DATASET:
+===+

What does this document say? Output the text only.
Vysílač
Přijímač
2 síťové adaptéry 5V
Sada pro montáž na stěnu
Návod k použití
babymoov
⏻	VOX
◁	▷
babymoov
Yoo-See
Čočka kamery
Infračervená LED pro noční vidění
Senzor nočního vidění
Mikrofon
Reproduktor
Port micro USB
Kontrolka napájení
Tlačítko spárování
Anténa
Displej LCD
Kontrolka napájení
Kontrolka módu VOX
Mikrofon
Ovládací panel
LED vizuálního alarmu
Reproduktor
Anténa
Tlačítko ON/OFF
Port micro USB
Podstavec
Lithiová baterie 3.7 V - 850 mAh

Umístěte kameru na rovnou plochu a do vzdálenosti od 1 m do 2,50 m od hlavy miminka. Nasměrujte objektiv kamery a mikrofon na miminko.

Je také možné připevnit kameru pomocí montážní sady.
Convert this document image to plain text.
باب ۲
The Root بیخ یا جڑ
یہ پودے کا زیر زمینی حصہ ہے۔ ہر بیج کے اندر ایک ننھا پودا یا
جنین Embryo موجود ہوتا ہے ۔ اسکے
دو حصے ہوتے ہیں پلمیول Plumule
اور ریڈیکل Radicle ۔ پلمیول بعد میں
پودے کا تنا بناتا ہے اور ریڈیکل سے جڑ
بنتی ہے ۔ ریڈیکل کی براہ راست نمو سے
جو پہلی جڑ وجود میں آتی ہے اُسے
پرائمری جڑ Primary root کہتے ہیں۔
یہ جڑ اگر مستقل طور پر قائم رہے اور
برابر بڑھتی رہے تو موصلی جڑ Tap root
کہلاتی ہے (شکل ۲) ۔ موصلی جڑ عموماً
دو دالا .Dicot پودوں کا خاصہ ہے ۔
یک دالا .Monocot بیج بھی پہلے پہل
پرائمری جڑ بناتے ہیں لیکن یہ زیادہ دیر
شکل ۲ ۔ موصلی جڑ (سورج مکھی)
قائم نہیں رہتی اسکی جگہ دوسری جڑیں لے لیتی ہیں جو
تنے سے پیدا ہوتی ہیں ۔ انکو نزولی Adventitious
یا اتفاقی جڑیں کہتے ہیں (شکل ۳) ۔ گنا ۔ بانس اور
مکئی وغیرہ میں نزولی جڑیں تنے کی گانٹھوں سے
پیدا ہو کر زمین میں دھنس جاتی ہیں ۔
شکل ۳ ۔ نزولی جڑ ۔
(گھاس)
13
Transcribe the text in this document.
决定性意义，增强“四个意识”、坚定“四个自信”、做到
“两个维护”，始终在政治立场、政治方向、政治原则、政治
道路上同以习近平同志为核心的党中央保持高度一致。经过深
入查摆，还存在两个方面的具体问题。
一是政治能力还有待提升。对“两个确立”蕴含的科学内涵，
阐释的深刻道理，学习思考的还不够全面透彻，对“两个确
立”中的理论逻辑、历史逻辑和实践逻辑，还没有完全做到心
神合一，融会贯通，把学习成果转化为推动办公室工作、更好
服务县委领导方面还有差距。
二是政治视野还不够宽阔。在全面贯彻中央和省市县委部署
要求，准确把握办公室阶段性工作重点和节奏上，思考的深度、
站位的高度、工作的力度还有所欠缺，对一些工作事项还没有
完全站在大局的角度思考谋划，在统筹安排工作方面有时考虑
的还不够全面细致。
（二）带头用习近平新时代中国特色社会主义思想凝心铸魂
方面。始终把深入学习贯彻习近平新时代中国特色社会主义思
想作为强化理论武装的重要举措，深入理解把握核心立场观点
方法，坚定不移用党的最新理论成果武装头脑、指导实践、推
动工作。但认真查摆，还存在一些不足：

+===+

WHAT YOU WILL DO: Copy every line of the listing containing the string "پیدا".

COMPLETED EXERCISE:
تنے سے پیدا ہوتی ہیں ۔ انکو نزولی Adventitious
پیدا ہو کر زمین میں دھنس جاتی ہیں ۔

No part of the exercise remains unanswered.